Aim of the task
Quote the data below in full, please, without altering anything.
### Material for this task ###
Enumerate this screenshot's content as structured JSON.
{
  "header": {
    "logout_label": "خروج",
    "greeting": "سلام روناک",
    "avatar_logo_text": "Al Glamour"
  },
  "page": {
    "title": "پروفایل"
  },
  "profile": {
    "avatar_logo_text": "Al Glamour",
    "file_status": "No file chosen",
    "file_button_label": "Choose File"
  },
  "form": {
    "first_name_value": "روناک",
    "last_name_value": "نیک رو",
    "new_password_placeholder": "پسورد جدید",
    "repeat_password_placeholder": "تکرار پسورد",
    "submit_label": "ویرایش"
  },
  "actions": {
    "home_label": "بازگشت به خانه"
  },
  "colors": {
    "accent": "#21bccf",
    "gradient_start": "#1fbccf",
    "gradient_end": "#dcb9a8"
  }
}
###
Response
Enumerate this screenshot's content as structured JSON.
{
  "header": {
    "logout_label": "خروج",
    "greeting": "سلام روناک",
    "avatar_logo_text": "Al Glamour"
  },
  "page": {
    "title": "پروفایل"
  },
  "profile": {
    "avatar_logo_text": "Al Glamour",
    "file_status": "No file chosen",
    "file_button_label": "Choose File"
  },
  "form": {
    "first_name_value": "روناک",
    "last_name_value": "نیک رو",
    "new_password_placeholder": "پسورد جدید",
    "repeat_password_placeholder": "تکرار پسورد",
    "submit_label": "ویرایش"
  },
  "actions": {
    "home_label": "بازگشت به خانه"
  },
  "colors": {
    "accent": "#21bccf",
    "gradient_start": "#1fbccf",
    "gradient_end": "#dcb9a8"
  }
}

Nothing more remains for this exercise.